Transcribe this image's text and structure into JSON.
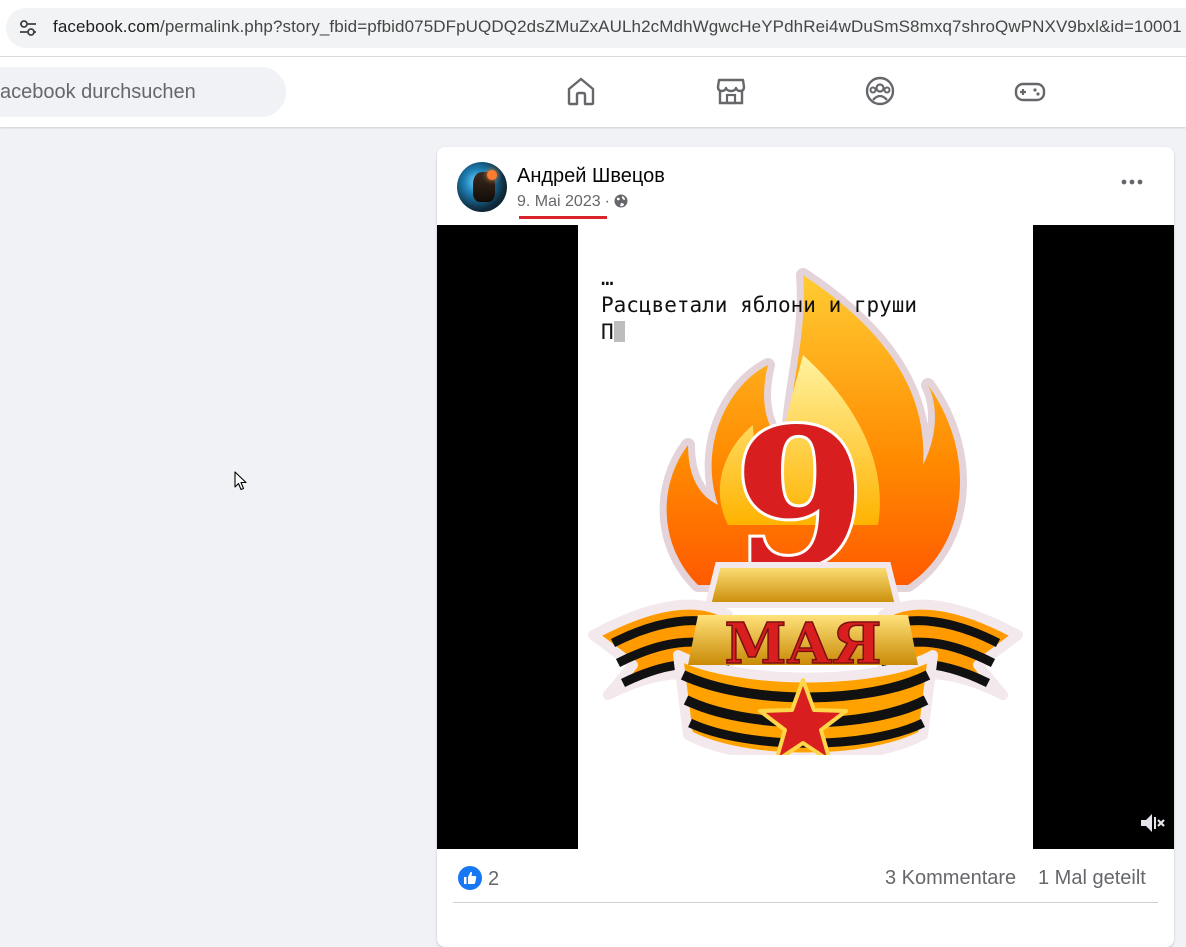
{
  "browser": {
    "url_host": "facebook.com",
    "url_path": "/permalink.php?story_fbid=pfbid075DFpUQDQ2dsZMuZxAULh2cMdhWgwcHeYPdhRei4wDuSmS8mxq7shroQwPNXV9bxl&id=10001"
  },
  "topbar": {
    "search_placeholder": "acebook durchsuchen",
    "nav": [
      "home-icon",
      "marketplace-icon",
      "groups-icon",
      "gaming-icon"
    ]
  },
  "post": {
    "author": "Андрей Швецов",
    "date": "9. Mai 2023",
    "separator": "·",
    "privacy_icon": "globe-icon",
    "video": {
      "lyric_line1": "…",
      "lyric_line2": "Расцветали яблони и груши",
      "lyric_line3": "П",
      "emblem_number": "9",
      "emblem_word": "МАЯ"
    },
    "stats": {
      "like_count": "2",
      "comments": "3 Kommentare",
      "shares": "1 Mal geteilt"
    }
  },
  "colors": {
    "fb_blue": "#1877f2",
    "annotation_red": "#d9232d"
  }
}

PROBLEM DETAILS >> Retype the whole listing exactly and leave the pictures out.

COMPLETE OUTPUT >>
Transcribe this image's text and structure into JSON.
{
  "browser": {
    "url_host": "facebook.com",
    "url_path": "/permalink.php?story_fbid=pfbid075DFpUQDQ2dsZMuZxAULh2cMdhWgwcHeYPdhRei4wDuSmS8mxq7shroQwPNXV9bxl&id=10001"
  },
  "topbar": {
    "search_placeholder": "acebook durchsuchen",
    "nav": [
      "home-icon",
      "marketplace-icon",
      "groups-icon",
      "gaming-icon"
    ]
  },
  "post": {
    "author": "Андрей Швецов",
    "date": "9. Mai 2023",
    "separator": "·",
    "privacy_icon": "globe-icon",
    "video": {
      "lyric_line1": "…",
      "lyric_line2": "Расцветали яблони и груши",
      "lyric_line3": "П",
      "emblem_number": "9",
      "emblem_word": "МАЯ"
    },
    "stats": {
      "like_count": "2",
      "comments": "3 Kommentare",
      "shares": "1 Mal geteilt"
    }
  },
  "colors": {
    "fb_blue": "#1877f2",
    "annotation_red": "#d9232d"
  }
}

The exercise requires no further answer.